▶ _PROVIDED RECORDS_:
■ ■ ■

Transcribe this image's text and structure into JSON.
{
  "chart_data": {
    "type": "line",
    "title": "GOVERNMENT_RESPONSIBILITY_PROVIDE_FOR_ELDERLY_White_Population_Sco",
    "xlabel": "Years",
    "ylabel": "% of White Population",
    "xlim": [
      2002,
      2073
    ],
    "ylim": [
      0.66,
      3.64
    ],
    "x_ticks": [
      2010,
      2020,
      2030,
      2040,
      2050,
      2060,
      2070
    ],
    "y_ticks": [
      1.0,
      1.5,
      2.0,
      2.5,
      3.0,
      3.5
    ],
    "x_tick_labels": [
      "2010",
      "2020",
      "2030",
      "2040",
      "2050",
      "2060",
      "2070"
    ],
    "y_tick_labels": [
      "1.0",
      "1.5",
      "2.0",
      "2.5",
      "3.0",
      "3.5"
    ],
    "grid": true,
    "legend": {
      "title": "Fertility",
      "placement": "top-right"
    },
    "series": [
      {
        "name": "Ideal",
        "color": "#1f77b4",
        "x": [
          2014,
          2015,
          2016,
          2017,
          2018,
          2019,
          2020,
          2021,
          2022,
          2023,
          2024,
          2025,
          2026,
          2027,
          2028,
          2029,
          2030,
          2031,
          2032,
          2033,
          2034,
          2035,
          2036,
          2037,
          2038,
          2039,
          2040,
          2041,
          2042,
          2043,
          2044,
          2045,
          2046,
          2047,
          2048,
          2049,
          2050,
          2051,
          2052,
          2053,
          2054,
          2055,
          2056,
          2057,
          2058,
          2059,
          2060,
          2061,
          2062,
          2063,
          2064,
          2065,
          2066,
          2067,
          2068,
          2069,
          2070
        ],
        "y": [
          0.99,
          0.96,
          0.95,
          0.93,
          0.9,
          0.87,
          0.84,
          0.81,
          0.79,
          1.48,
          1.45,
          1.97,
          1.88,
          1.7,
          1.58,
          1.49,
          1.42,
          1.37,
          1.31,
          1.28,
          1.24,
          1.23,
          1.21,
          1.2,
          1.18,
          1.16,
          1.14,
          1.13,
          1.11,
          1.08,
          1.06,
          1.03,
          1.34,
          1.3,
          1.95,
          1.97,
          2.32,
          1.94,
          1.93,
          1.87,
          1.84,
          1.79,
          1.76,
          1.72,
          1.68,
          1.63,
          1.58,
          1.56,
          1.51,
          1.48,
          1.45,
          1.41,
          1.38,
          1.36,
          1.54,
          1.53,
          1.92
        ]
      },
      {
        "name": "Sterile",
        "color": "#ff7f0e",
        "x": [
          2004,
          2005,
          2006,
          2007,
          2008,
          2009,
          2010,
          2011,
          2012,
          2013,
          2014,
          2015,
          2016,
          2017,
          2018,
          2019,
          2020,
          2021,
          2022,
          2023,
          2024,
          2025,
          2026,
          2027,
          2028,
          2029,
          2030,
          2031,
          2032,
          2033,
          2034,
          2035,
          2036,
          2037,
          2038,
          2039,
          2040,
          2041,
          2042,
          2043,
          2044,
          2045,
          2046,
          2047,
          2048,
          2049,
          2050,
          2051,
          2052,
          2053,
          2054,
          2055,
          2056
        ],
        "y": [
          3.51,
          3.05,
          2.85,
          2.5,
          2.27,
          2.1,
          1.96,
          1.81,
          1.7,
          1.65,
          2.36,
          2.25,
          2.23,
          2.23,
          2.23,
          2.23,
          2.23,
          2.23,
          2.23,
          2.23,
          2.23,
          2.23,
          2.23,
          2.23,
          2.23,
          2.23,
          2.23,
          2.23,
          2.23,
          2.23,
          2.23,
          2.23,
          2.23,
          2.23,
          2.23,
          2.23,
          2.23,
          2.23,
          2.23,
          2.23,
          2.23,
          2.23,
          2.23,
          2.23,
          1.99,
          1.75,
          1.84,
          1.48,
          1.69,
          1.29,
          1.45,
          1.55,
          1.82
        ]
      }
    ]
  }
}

■ ■ ■

Repeat the records above exactly, leaving none out.

Transcribe this image's text and structure into JSON.
{
  "chart_data": {
    "type": "line",
    "title": "GOVERNMENT_RESPONSIBILITY_PROVIDE_FOR_ELDERLY_White_Population_Sco",
    "xlabel": "Years",
    "ylabel": "% of White Population",
    "xlim": [
      2002,
      2073
    ],
    "ylim": [
      0.66,
      3.64
    ],
    "x_ticks": [
      2010,
      2020,
      2030,
      2040,
      2050,
      2060,
      2070
    ],
    "y_ticks": [
      1.0,
      1.5,
      2.0,
      2.5,
      3.0,
      3.5
    ],
    "x_tick_labels": [
      "2010",
      "2020",
      "2030",
      "2040",
      "2050",
      "2060",
      "2070"
    ],
    "y_tick_labels": [
      "1.0",
      "1.5",
      "2.0",
      "2.5",
      "3.0",
      "3.5"
    ],
    "grid": true,
    "legend": {
      "title": "Fertility",
      "placement": "top-right"
    },
    "series": [
      {
        "name": "Ideal",
        "color": "#1f77b4",
        "x": [
          2014,
          2015,
          2016,
          2017,
          2018,
          2019,
          2020,
          2021,
          2022,
          2023,
          2024,
          2025,
          2026,
          2027,
          2028,
          2029,
          2030,
          2031,
          2032,
          2033,
          2034,
          2035,
          2036,
          2037,
          2038,
          2039,
          2040,
          2041,
          2042,
          2043,
          2044,
          2045,
          2046,
          2047,
          2048,
          2049,
          2050,
          2051,
          2052,
          2053,
          2054,
          2055,
          2056,
          2057,
          2058,
          2059,
          2060,
          2061,
          2062,
          2063,
          2064,
          2065,
          2066,
          2067,
          2068,
          2069,
          2070
        ],
        "y": [
          0.99,
          0.96,
          0.95,
          0.93,
          0.9,
          0.87,
          0.84,
          0.81,
          0.79,
          1.48,
          1.45,
          1.97,
          1.88,
          1.7,
          1.58,
          1.49,
          1.42,
          1.37,
          1.31,
          1.28,
          1.24,
          1.23,
          1.21,
          1.2,
          1.18,
          1.16,
          1.14,
          1.13,
          1.11,
          1.08,
          1.06,
          1.03,
          1.34,
          1.3,
          1.95,
          1.97,
          2.32,
          1.94,
          1.93,
          1.87,
          1.84,
          1.79,
          1.76,
          1.72,
          1.68,
          1.63,
          1.58,
          1.56,
          1.51,
          1.48,
          1.45,
          1.41,
          1.38,
          1.36,
          1.54,
          1.53,
          1.92
        ]
      },
      {
        "name": "Sterile",
        "color": "#ff7f0e",
        "x": [
          2004,
          2005,
          2006,
          2007,
          2008,
          2009,
          2010,
          2011,
          2012,
          2013,
          2014,
          2015,
          2016,
          2017,
          2018,
          2019,
          2020,
          2021,
          2022,
          2023,
          2024,
          2025,
          2026,
          2027,
          2028,
          2029,
          2030,
          2031,
          2032,
          2033,
          2034,
          2035,
          2036,
          2037,
          2038,
          2039,
          2040,
          2041,
          2042,
          2043,
          2044,
          2045,
          2046,
          2047,
          2048,
          2049,
          2050,
          2051,
          2052,
          2053,
          2054,
          2055,
          2056
        ],
        "y": [
          3.51,
          3.05,
          2.85,
          2.5,
          2.27,
          2.1,
          1.96,
          1.81,
          1.7,
          1.65,
          2.36,
          2.25,
          2.23,
          2.23,
          2.23,
          2.23,
          2.23,
          2.23,
          2.23,
          2.23,
          2.23,
          2.23,
          2.23,
          2.23,
          2.23,
          2.23,
          2.23,
          2.23,
          2.23,
          2.23,
          2.23,
          2.23,
          2.23,
          2.23,
          2.23,
          2.23,
          2.23,
          2.23,
          2.23,
          2.23,
          2.23,
          2.23,
          2.23,
          2.23,
          1.99,
          1.75,
          1.84,
          1.48,
          1.69,
          1.29,
          1.45,
          1.55,
          1.82
        ]
      }
    ]
  }
}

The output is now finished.